### Data supplied
+===+
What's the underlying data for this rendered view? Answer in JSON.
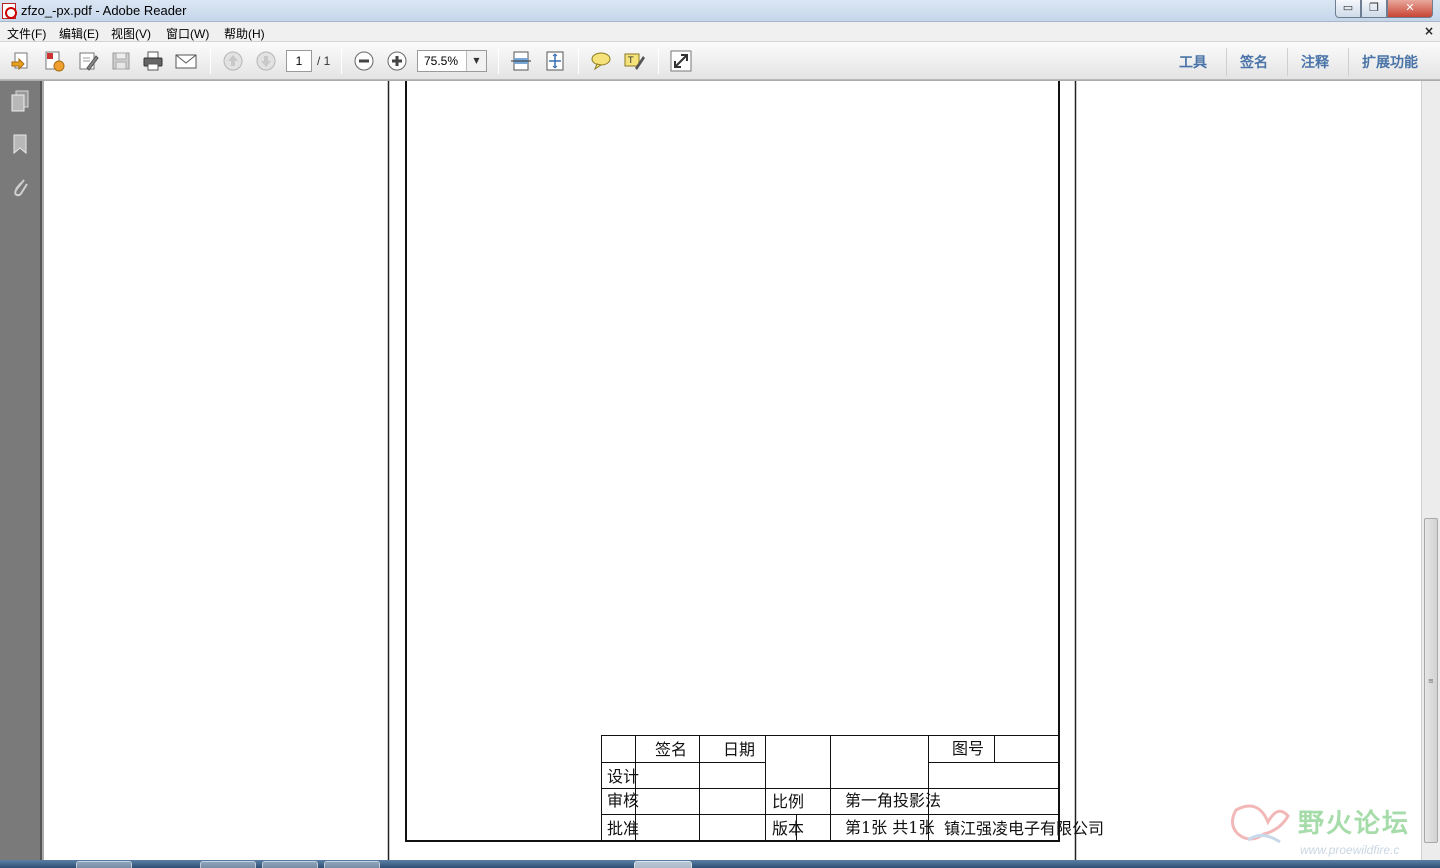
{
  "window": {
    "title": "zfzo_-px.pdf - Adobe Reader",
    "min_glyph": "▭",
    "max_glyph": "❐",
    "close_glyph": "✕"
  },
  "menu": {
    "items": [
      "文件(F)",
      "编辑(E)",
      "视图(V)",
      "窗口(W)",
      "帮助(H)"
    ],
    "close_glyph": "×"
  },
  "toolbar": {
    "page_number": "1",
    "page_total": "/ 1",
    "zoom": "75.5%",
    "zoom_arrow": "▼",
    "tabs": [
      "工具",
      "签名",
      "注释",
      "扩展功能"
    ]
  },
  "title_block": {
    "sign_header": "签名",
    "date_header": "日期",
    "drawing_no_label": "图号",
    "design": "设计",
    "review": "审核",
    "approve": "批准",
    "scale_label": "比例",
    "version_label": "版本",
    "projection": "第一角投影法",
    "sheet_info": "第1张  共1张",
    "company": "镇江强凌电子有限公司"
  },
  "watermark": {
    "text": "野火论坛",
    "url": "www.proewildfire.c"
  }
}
+===+
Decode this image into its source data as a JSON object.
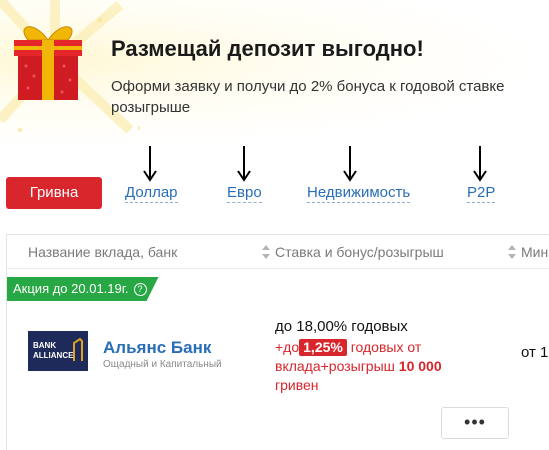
+===+
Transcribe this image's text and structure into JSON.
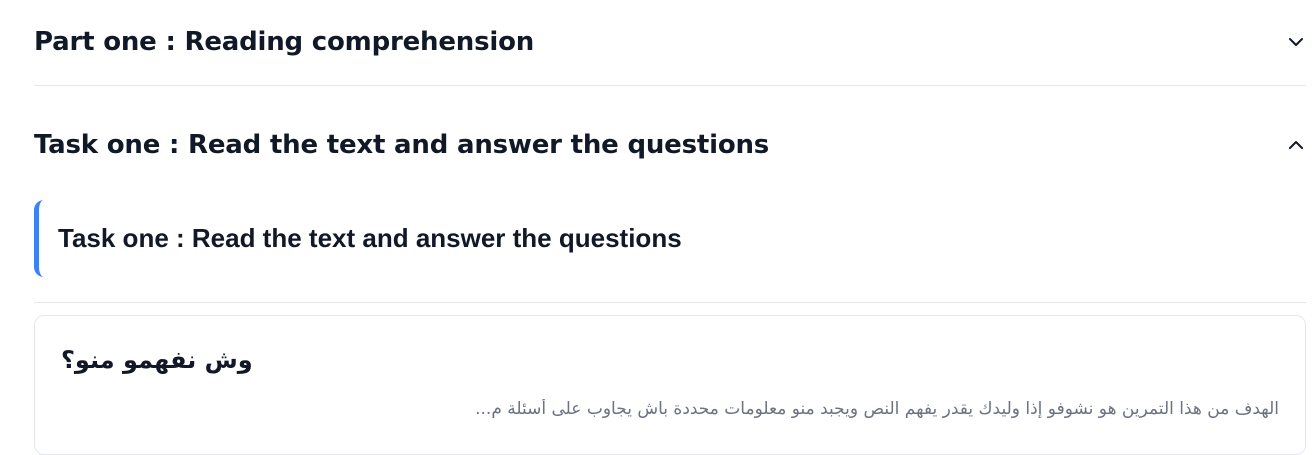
+===+
### Objective
A line counts if it holds the word "into". Work out how many lines in the listing count, and give only that number.

### Result of this exercise
2